Instruction
Work out the number of lines with the word "name" in the material below, then reply with that number only.

---------- Records shown

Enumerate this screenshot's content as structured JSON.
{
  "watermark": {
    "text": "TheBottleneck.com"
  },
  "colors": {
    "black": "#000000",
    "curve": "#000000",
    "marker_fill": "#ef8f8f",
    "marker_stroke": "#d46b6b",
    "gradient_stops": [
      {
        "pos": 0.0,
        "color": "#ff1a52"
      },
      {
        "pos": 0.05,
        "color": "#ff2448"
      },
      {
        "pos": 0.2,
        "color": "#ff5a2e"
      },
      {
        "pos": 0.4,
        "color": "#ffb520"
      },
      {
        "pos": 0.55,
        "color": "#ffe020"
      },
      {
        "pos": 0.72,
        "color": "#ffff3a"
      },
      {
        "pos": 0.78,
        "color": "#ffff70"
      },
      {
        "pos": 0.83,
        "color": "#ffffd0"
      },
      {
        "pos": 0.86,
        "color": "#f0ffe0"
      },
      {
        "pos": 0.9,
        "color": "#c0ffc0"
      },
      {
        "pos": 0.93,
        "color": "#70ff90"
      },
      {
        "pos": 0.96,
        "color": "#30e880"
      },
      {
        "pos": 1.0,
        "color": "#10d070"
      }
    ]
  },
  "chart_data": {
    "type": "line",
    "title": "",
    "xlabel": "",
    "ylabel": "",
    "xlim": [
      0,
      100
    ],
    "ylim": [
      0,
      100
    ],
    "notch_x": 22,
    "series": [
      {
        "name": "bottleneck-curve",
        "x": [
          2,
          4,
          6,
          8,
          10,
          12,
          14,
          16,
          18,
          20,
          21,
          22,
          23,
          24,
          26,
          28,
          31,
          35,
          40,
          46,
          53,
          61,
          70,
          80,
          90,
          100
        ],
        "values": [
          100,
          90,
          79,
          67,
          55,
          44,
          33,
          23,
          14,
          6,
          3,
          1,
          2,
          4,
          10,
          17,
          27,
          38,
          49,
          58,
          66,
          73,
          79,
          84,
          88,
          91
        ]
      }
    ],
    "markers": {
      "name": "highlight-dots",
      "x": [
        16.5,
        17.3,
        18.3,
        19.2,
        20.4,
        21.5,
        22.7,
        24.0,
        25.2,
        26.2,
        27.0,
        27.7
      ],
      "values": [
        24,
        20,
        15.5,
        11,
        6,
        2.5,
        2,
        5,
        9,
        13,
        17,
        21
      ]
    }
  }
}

--------------------

Exercise solution
2